>> START

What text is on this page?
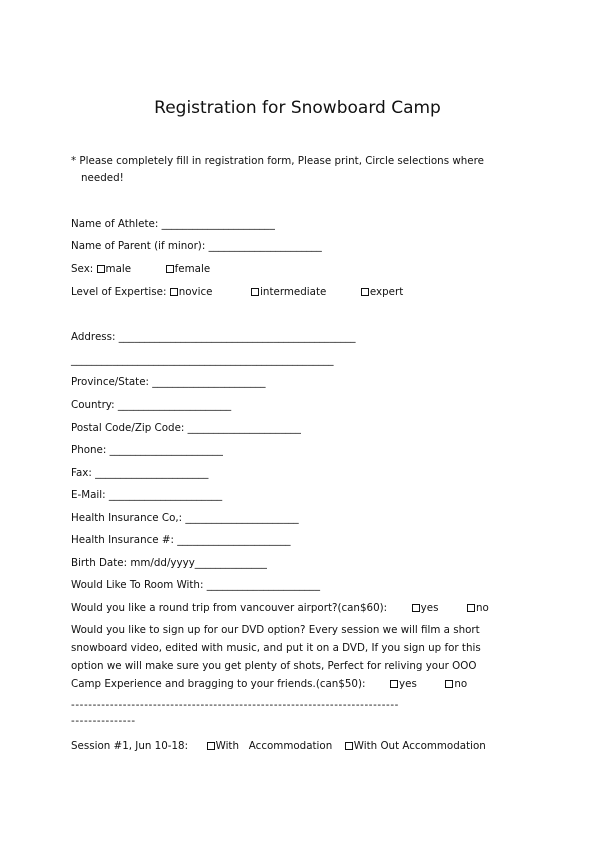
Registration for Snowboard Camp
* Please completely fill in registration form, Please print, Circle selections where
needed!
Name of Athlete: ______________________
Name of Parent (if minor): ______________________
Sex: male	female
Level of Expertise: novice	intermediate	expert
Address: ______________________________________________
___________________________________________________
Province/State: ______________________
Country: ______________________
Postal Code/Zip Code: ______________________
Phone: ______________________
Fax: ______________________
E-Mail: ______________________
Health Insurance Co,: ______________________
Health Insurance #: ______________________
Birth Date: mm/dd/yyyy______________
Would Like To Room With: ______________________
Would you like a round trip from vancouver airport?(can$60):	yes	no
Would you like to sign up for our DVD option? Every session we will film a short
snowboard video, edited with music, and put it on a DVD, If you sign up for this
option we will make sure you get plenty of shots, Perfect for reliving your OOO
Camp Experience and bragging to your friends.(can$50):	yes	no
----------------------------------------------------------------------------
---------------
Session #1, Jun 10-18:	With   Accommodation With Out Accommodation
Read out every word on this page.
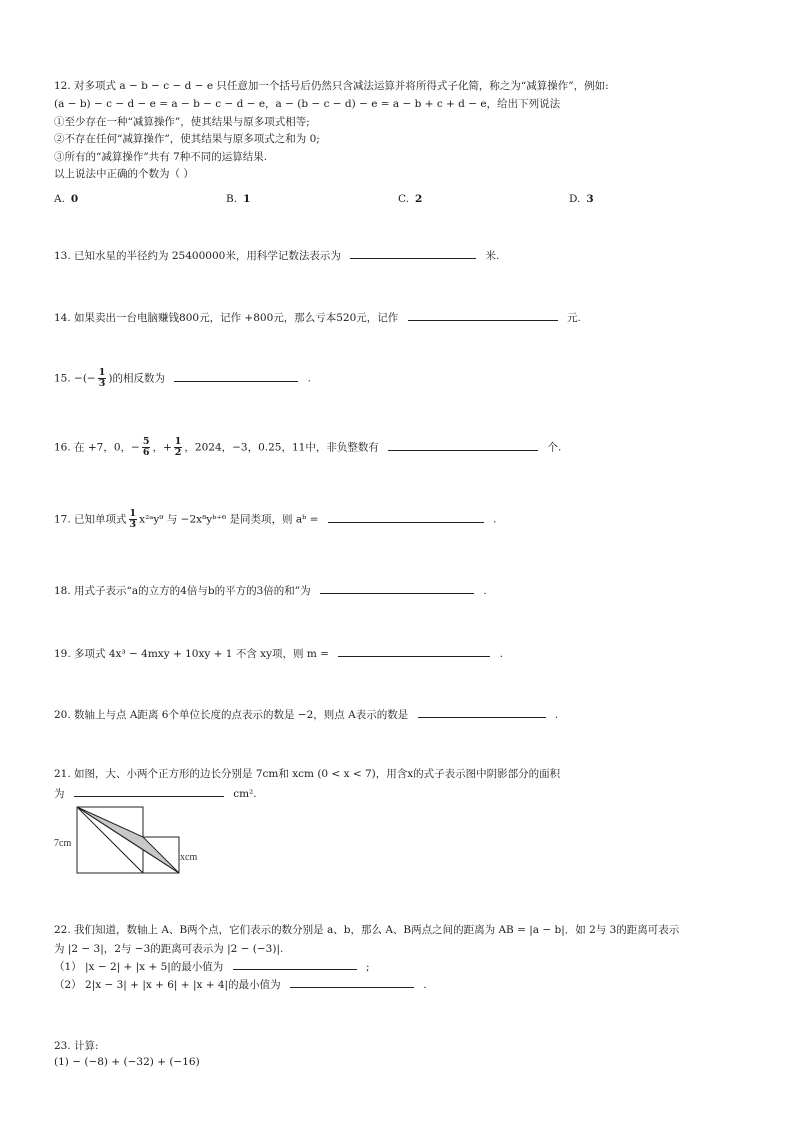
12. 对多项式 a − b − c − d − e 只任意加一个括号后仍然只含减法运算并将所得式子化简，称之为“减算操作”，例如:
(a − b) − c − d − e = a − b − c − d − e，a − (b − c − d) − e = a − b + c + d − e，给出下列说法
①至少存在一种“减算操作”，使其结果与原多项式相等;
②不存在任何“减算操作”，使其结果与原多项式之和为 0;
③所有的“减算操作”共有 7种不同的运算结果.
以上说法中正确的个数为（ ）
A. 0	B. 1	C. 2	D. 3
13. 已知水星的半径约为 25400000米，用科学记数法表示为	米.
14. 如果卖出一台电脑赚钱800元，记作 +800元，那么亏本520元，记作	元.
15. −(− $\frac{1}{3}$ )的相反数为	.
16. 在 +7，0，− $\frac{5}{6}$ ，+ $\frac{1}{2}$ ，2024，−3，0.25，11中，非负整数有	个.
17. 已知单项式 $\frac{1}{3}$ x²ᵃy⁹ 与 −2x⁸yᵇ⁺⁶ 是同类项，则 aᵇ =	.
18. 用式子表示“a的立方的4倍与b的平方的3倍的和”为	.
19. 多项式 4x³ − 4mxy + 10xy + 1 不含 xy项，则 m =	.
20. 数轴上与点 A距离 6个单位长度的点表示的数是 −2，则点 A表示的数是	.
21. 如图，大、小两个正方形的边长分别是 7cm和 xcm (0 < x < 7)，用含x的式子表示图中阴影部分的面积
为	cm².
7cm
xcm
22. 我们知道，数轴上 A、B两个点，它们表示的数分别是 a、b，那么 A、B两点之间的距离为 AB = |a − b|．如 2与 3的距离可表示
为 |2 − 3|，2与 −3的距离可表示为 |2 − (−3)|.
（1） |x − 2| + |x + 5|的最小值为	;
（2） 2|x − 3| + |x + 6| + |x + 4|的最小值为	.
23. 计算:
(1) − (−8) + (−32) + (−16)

>> END

[Task prompt]: Except for the pictures, copy every line of the records above exactly.

[Output of the task]:
What text is on this page?
Registration for Snowboard Camp
* Please completely fill in registration form, Please print, Circle selections where
needed!
Name of Athlete: ______________________
Name of Parent (if minor): ______________________
Sex: male	female
Level of Expertise: novice	intermediate	expert
Address: ______________________________________________
___________________________________________________
Province/State: ______________________
Country: ______________________
Postal Code/Zip Code: ______________________
Phone: ______________________
Fax: ______________________
E-Mail: ______________________
Health Insurance Co,: ______________________
Health Insurance #: ______________________
Birth Date: mm/dd/yyyy______________
Would Like To Room With: ______________________
Would you like a round trip from vancouver airport?(can$60):	yes	no
Would you like to sign up for our DVD option? Every session we will film a short
snowboard video, edited with music, and put it on a DVD, If you sign up for this
option we will make sure you get plenty of shots, Perfect for reliving your OOO
Camp Experience and bragging to your friends.(can$50):	yes	no
----------------------------------------------------------------------------
---------------
Session #1, Jun 10-18:	With   Accommodation With Out Accommodation
Read out every word on this page.
12. 对多项式 a − b − c − d − e 只任意加一个括号后仍然只含减法运算并将所得式子化简，称之为“减算操作”，例如:
(a − b) − c − d − e = a − b − c − d − e，a − (b − c − d) − e = a − b + c + d − e，给出下列说法
①至少存在一种“减算操作”，使其结果与原多项式相等;
②不存在任何“减算操作”，使其结果与原多项式之和为 0;
③所有的“减算操作”共有 7种不同的运算结果.
以上说法中正确的个数为（ ）
A. 0	B. 1	C. 2	D. 3
13. 已知水星的半径约为 25400000米，用科学记数法表示为	米.
14. 如果卖出一台电脑赚钱800元，记作 +800元，那么亏本520元，记作	元.
15. −(− $\frac{1}{3}$ )的相反数为	.
16. 在 +7，0，− $\frac{5}{6}$ ，+ $\frac{1}{2}$ ，2024，−3，0.25，11中，非负整数有	个.
17. 已知单项式 $\frac{1}{3}$ x²ᵃy⁹ 与 −2x⁸yᵇ⁺⁶ 是同类项，则 aᵇ =	.
18. 用式子表示“a的立方的4倍与b的平方的3倍的和”为	.
19. 多项式 4x³ − 4mxy + 10xy + 1 不含 xy项，则 m =	.
20. 数轴上与点 A距离 6个单位长度的点表示的数是 −2，则点 A表示的数是	.
21. 如图，大、小两个正方形的边长分别是 7cm和 xcm (0 < x < 7)，用含x的式子表示图中阴影部分的面积
为	cm².
7cm
xcm
22. 我们知道，数轴上 A、B两个点，它们表示的数分别是 a、b，那么 A、B两点之间的距离为 AB = |a − b|．如 2与 3的距离可表示
为 |2 − 3|，2与 −3的距离可表示为 |2 − (−3)|.
（1） |x − 2| + |x + 5|的最小值为	;
（2） 2|x − 3| + |x + 6| + |x + 4|的最小值为	.
23. 计算:
(1) − (−8) + (−32) + (−16)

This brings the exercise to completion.